◆ DIRECTIONS:
Scan the records for the word "Intelligence". Copy each line that includes it.

◆ LISTED ENTRIES:
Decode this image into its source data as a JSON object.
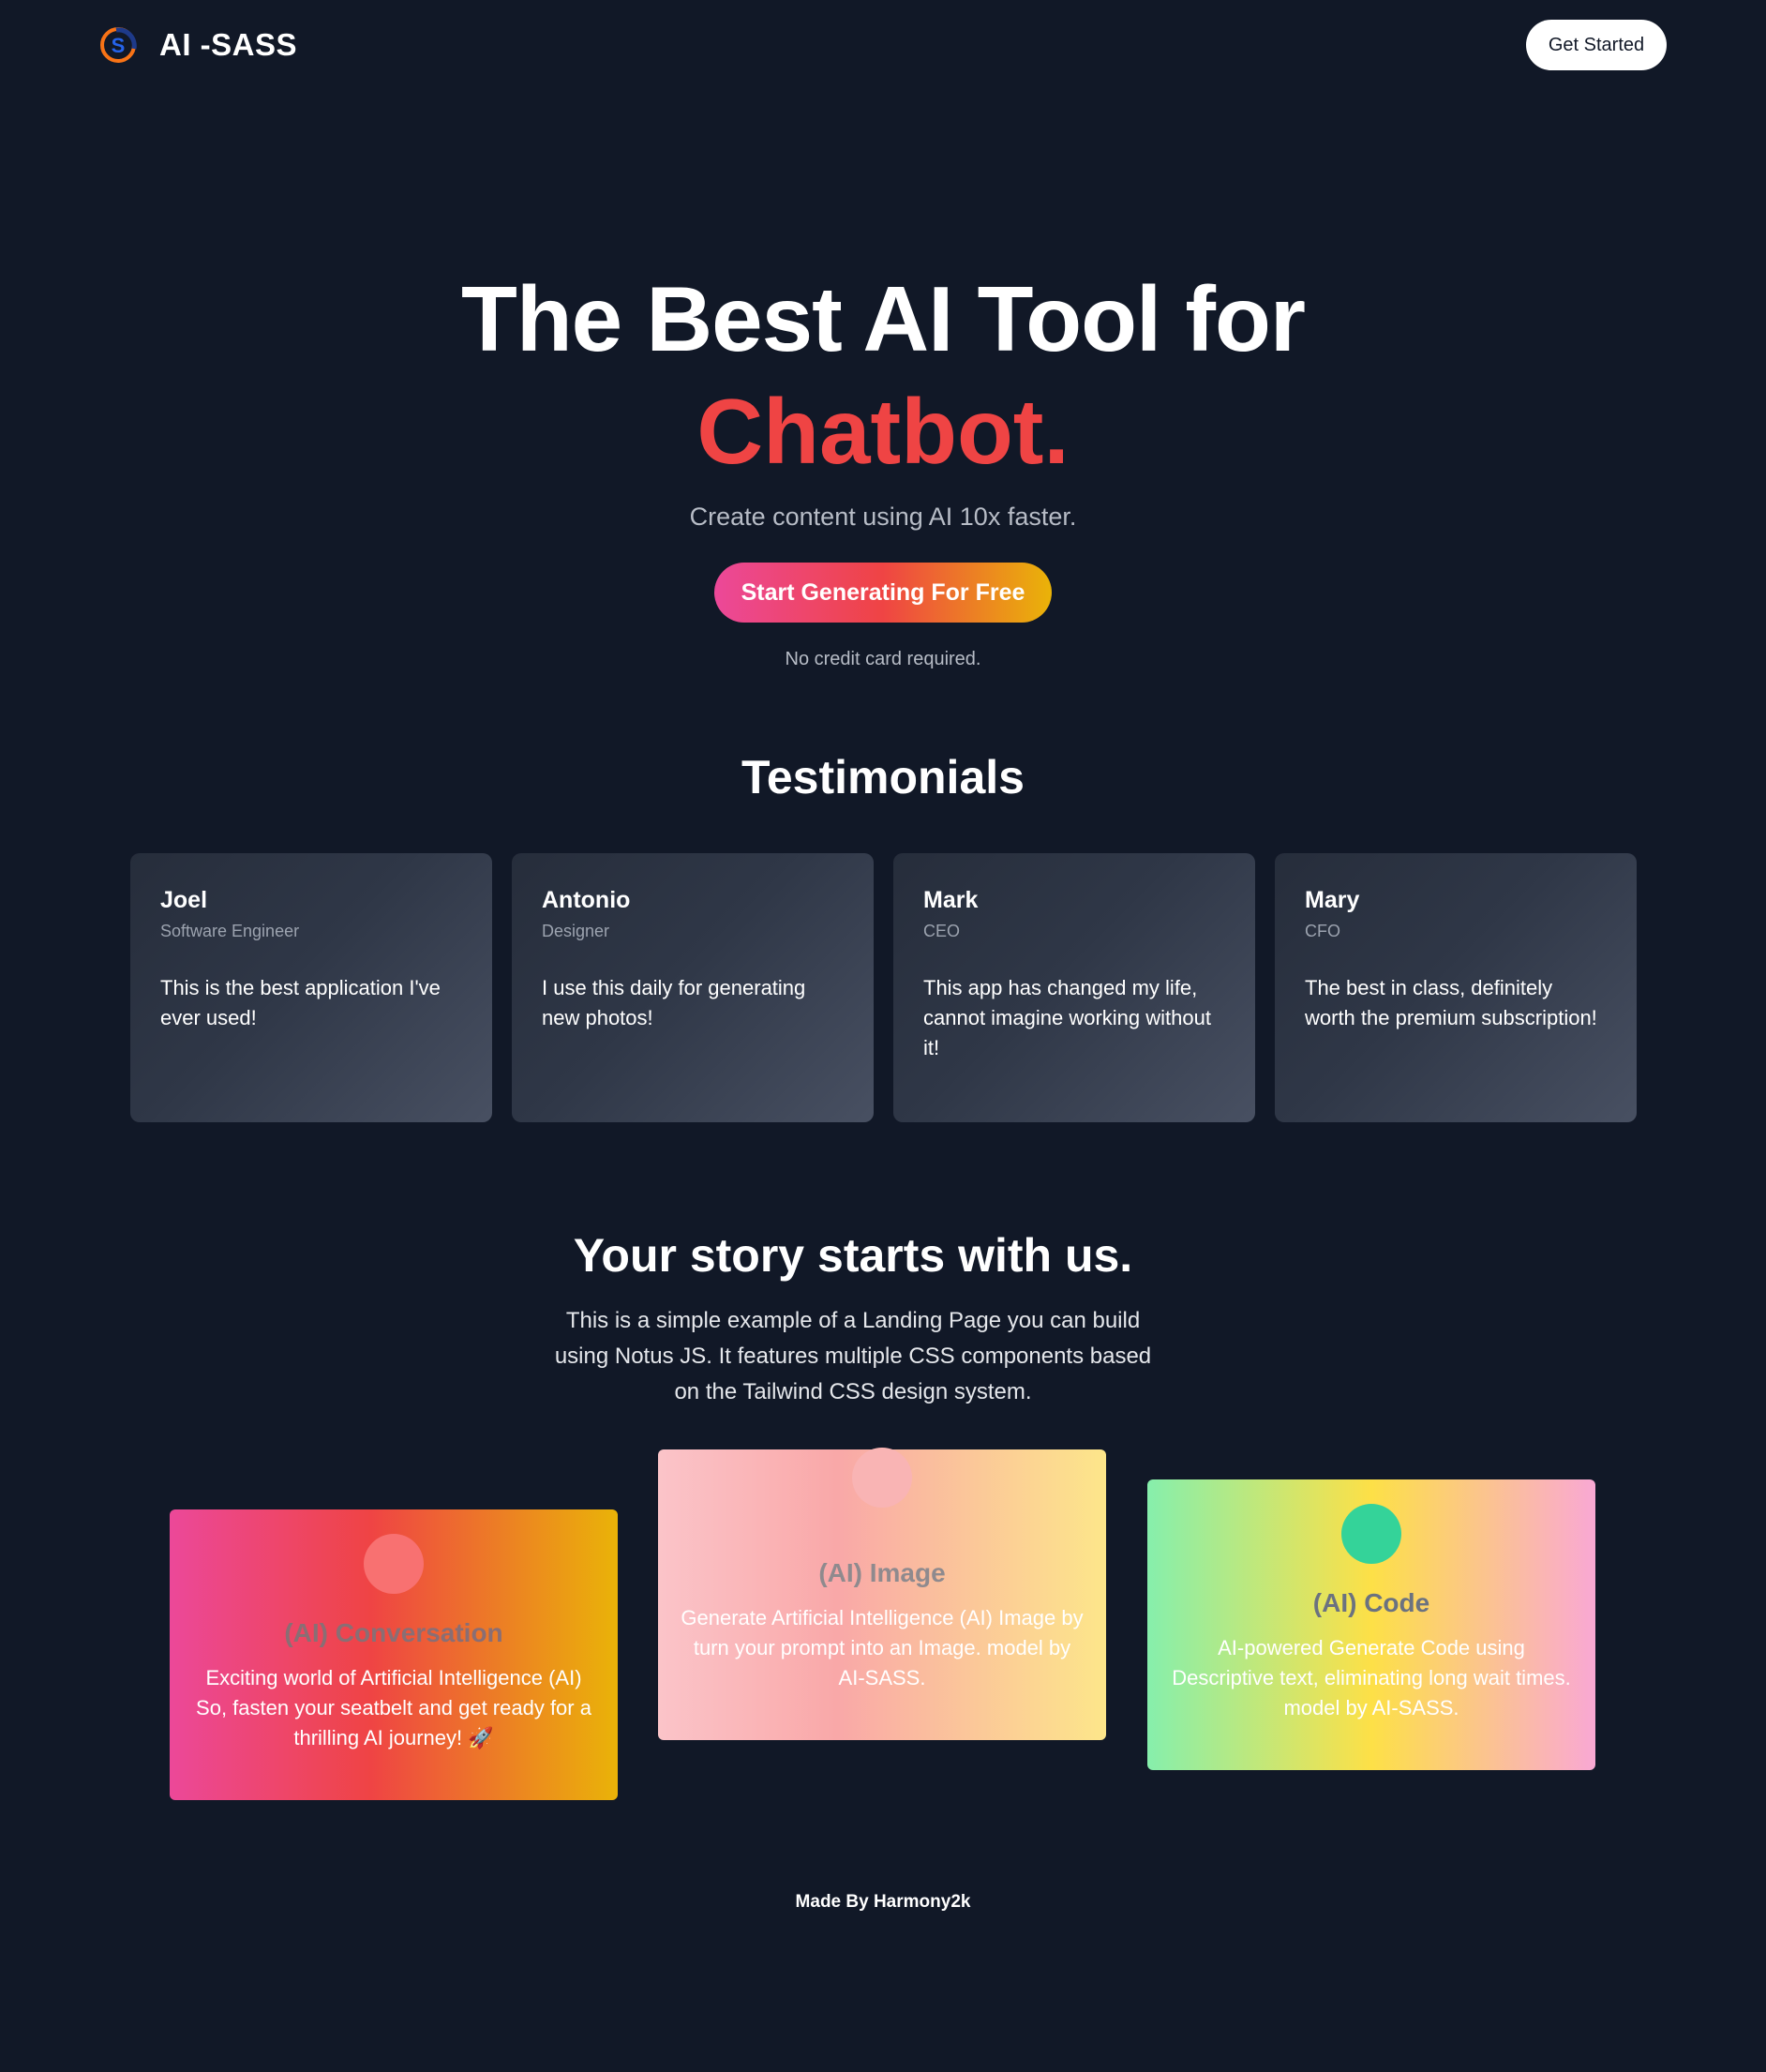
{
  "nav": {
    "brand": "AI -SASS",
    "logo_icon": "s-logo-icon",
    "cta_label": "Get Started"
  },
  "hero": {
    "title": "The Best AI Tool for",
    "accent": "Chatbot.",
    "subtitle": "Create content using AI 10x faster.",
    "cta_label": "Start Generating For Free",
    "note": "No credit card required."
  },
  "testimonials": {
    "title": "Testimonials",
    "items": [
      {
        "name": "Joel",
        "role": "Software Engineer",
        "quote": "This is the best application I've ever used!"
      },
      {
        "name": "Antonio",
        "role": "Designer",
        "quote": "I use this daily for generating new photos!"
      },
      {
        "name": "Mark",
        "role": "CEO",
        "quote": "This app has changed my life, cannot imagine working without it!"
      },
      {
        "name": "Mary",
        "role": "CFO",
        "quote": "The best in class, definitely worth the premium subscription!"
      }
    ]
  },
  "story": {
    "title": "Your story starts with us.",
    "text": "This is a simple example of a Landing Page you can build using Notus JS. It features multiple CSS components based on the Tailwind CSS design system."
  },
  "features": [
    {
      "title": "(AI) Conversation",
      "description": "Exciting world of Artificial Intelligence (AI) So, fasten your seatbelt and get ready for a thrilling AI journey! 🚀"
    },
    {
      "title": "(AI) Image",
      "description": "Generate Artificial Intelligence (AI) Image by turn your prompt into an Image. model by AI-SASS."
    },
    {
      "title": "(AI) Code",
      "description": "AI-powered Generate Code using Descriptive text, eliminating long wait times. model by AI-SASS."
    }
  ],
  "footer": {
    "text": "Made By Harmony2k"
  },
  "colors": {
    "background": "#111827",
    "accent": "#ef4444",
    "cta_gradient": [
      "#ec4899",
      "#ef4444",
      "#eab308"
    ]
  }
}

◆ EXERCISE OUTPUT:
      "description": "Exciting world of Artificial Intelligence (AI) So, fasten your seatbelt and get ready for a thrilling AI journey! 🚀"
      "description": "Generate Artificial Intelligence (AI) Image by turn your prompt into an Image. model by AI-SASS."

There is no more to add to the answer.